**Prompt:**
Search the records for the word "name" and report each line that has it.

**Extracted material:**
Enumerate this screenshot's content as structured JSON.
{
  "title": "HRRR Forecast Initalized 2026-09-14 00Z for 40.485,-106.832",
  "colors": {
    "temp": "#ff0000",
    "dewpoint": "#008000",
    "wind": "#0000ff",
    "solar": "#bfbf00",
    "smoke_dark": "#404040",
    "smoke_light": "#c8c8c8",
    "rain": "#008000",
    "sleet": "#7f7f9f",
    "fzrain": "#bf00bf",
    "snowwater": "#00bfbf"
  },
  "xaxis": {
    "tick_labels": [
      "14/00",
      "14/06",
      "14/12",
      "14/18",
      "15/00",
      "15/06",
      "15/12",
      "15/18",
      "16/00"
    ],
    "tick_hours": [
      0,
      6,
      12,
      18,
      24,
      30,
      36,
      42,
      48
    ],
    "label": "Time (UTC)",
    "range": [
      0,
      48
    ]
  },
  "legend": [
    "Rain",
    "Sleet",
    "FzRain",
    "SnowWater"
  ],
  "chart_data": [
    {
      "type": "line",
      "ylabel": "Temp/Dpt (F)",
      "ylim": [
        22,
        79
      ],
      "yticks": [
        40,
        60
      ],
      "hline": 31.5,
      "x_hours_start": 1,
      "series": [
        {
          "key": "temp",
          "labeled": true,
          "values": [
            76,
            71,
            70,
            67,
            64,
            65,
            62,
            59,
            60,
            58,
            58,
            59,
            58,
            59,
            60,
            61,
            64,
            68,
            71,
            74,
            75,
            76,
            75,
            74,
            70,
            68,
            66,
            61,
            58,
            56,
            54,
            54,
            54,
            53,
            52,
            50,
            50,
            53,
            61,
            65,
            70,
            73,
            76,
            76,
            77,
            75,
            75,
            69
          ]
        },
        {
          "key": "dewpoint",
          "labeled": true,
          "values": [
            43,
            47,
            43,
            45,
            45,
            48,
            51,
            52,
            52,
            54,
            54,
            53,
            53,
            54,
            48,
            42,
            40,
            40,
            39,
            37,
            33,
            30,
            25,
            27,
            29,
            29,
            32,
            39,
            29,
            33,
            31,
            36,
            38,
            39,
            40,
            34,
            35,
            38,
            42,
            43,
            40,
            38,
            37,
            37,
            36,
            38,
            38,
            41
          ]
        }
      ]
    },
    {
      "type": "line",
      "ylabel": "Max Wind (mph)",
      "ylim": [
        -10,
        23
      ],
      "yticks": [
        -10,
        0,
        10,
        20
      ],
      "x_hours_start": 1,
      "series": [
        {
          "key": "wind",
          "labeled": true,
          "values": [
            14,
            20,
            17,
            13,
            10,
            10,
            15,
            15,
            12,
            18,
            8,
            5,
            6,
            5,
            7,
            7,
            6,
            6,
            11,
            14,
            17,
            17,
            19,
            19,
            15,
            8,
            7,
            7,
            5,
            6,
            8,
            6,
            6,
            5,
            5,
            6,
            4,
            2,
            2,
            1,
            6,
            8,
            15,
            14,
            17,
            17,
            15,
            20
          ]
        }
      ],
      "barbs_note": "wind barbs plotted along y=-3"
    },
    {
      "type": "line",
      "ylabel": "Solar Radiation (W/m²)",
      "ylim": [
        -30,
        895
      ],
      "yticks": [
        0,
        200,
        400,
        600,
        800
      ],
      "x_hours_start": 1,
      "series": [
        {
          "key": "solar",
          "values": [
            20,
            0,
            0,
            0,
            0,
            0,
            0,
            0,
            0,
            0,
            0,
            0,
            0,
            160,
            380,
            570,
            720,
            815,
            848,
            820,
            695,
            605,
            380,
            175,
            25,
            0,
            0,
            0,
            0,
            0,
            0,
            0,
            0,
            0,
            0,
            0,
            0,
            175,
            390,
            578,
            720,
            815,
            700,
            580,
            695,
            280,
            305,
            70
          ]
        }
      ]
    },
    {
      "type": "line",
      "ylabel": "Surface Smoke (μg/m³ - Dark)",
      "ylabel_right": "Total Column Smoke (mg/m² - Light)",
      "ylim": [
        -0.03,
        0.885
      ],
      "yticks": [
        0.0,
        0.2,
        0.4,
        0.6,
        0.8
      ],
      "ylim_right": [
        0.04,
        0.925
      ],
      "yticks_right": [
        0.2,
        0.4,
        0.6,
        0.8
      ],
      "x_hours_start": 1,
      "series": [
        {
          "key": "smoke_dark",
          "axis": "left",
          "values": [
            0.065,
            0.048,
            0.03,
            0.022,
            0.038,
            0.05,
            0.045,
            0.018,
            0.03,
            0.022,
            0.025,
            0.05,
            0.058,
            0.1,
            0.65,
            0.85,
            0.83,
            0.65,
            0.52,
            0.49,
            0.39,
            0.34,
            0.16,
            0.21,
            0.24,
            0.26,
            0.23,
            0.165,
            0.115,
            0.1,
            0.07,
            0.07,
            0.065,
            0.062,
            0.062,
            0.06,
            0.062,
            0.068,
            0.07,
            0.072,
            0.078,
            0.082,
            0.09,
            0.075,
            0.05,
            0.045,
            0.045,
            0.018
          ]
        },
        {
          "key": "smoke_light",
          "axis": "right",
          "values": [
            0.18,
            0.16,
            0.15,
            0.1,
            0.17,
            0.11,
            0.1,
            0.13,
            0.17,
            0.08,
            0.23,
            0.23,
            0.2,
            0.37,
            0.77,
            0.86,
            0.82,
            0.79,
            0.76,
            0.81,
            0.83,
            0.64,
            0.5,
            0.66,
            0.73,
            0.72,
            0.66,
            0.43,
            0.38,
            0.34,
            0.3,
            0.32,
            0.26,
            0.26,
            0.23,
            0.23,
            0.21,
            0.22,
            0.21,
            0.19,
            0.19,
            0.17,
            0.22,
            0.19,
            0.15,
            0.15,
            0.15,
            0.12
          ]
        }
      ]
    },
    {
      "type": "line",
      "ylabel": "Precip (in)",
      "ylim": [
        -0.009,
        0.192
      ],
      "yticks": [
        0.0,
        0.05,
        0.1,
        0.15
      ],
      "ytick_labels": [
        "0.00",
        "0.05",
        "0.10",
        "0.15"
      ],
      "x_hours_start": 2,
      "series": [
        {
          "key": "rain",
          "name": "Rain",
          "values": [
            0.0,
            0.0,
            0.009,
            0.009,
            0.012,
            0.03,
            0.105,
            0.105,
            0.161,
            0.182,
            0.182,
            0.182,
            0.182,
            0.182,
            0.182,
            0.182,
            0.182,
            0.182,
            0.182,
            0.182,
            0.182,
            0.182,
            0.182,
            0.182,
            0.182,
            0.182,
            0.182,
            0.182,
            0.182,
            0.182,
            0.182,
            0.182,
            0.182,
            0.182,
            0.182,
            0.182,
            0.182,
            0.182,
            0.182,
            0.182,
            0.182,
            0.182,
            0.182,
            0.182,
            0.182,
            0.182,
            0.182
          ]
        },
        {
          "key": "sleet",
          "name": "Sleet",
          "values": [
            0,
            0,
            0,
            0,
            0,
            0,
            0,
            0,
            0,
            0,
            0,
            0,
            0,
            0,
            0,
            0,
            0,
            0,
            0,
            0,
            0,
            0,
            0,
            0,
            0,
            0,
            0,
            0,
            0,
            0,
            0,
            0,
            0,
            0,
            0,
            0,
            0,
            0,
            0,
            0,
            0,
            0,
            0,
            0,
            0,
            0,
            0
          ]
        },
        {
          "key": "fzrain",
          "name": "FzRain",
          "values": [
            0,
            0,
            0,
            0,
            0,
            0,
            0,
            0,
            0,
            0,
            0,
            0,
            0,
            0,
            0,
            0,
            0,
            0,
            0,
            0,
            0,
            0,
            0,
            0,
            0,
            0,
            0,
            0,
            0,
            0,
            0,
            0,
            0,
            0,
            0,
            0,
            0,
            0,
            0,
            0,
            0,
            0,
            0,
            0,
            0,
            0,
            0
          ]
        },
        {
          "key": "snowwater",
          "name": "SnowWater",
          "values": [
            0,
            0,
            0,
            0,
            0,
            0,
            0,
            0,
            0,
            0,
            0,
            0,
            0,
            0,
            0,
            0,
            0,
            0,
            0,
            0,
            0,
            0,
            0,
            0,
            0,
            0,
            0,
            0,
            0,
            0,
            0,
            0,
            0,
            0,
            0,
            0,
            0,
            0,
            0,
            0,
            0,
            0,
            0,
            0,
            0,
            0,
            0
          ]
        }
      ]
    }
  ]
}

**Task output:**
          "name": "Rain",
          "name": "Sleet",
          "name": "FzRain",
          "name": "SnowWater",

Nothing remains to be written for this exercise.